Count the lines below that contain the word "shift", and reply with only that number.

**RECORDS SUPPLIED**
· · · · ·

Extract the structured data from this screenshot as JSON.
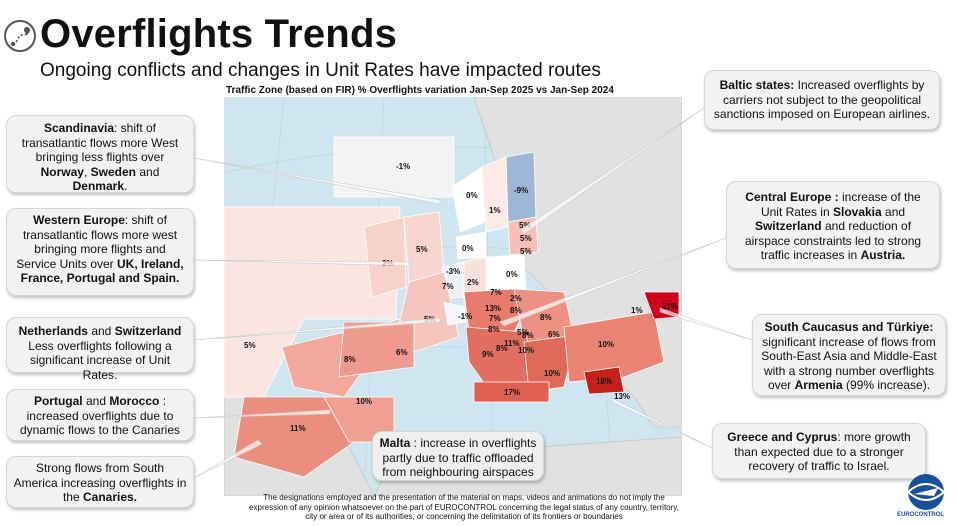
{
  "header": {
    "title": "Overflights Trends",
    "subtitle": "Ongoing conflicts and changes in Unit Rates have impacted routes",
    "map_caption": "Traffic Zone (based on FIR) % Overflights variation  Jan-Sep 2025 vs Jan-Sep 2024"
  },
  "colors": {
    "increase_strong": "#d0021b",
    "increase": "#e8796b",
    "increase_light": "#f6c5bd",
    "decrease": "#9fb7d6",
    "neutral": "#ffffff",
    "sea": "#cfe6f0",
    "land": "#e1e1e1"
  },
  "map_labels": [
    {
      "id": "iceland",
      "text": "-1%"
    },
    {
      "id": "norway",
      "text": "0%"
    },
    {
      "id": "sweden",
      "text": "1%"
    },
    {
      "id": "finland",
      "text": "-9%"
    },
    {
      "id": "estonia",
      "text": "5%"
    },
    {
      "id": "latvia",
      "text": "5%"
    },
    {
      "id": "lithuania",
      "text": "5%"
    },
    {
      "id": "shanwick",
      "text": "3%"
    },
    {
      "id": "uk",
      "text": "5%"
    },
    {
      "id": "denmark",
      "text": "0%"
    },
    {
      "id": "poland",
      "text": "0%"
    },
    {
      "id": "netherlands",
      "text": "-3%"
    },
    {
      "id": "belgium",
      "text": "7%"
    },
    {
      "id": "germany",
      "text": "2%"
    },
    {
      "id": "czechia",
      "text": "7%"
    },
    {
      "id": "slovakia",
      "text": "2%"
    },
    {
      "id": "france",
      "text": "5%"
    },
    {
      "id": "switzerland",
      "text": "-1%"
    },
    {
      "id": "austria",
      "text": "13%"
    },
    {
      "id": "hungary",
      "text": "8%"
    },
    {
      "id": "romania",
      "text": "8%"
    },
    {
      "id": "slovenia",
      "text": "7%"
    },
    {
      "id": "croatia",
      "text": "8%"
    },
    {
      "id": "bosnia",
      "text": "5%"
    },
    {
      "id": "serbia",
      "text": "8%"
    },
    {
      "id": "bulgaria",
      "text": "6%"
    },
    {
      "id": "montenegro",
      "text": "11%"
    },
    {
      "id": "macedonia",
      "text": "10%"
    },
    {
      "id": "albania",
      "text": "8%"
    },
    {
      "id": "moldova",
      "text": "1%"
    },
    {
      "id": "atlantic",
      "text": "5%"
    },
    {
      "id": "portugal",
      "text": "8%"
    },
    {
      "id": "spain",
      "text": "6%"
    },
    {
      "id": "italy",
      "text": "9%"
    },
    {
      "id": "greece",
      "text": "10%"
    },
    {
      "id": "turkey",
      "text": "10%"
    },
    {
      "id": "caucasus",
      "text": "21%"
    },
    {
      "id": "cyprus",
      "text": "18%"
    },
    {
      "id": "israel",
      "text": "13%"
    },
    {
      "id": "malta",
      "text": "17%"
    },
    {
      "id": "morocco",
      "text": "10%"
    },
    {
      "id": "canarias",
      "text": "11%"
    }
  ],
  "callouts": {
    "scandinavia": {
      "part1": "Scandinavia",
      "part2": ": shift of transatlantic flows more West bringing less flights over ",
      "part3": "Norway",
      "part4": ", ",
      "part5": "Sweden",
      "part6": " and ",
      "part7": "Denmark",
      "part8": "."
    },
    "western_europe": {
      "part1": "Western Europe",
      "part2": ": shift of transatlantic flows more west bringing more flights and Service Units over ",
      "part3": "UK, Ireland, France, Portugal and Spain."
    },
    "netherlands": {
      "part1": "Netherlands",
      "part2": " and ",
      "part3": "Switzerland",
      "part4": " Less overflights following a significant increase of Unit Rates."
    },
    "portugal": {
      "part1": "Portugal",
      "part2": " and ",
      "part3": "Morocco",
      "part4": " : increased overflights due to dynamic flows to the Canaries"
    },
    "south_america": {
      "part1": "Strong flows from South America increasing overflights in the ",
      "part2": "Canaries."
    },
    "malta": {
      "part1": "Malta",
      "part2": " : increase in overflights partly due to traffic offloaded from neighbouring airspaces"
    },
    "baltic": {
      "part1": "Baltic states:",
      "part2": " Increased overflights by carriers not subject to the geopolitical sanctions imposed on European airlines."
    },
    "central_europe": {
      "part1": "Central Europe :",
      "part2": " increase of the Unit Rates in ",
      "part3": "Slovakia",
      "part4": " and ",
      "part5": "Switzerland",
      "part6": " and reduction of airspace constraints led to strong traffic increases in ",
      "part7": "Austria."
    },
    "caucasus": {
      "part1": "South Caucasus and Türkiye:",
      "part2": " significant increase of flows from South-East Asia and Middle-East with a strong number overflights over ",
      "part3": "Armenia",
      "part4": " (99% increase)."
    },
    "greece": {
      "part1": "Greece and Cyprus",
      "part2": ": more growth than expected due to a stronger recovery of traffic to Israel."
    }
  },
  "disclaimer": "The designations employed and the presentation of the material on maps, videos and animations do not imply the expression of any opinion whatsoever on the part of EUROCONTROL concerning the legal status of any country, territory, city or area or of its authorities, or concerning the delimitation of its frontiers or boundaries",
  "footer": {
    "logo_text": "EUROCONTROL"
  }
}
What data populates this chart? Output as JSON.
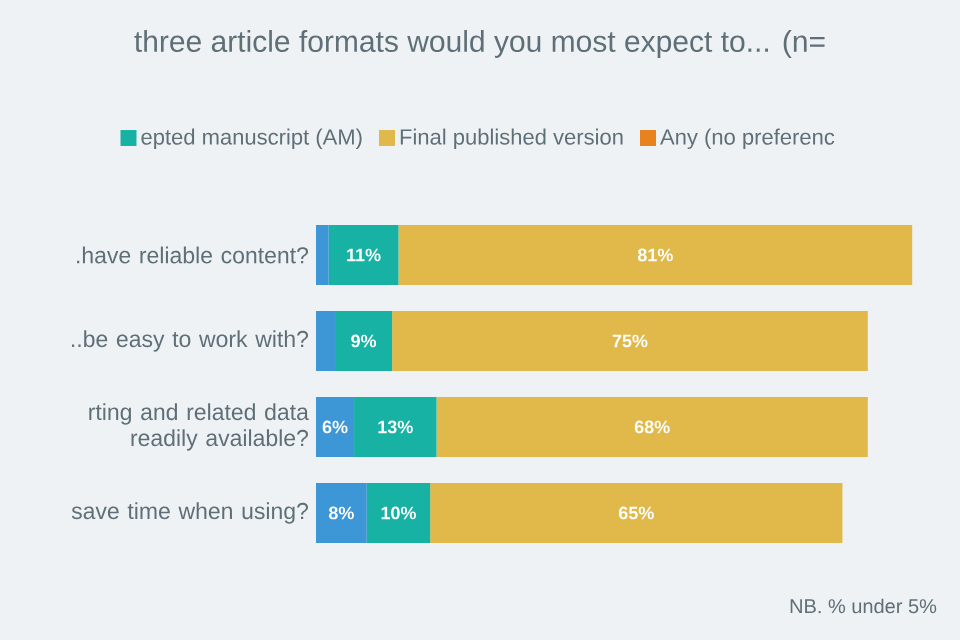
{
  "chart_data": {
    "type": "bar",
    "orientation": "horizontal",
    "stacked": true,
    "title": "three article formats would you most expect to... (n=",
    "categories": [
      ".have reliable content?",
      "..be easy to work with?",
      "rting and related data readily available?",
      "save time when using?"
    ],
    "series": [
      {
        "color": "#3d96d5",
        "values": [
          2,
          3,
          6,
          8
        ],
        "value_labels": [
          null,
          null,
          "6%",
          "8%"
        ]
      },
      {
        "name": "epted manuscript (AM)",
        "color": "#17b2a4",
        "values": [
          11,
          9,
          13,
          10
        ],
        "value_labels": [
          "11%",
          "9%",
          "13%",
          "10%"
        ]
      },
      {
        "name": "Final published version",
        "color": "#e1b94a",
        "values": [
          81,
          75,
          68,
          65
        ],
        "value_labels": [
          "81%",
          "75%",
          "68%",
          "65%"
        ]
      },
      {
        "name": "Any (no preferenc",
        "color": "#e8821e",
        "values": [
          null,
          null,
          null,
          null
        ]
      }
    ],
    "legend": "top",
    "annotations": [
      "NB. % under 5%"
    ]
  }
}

· · · · ·

**CORRECT RESULT**
2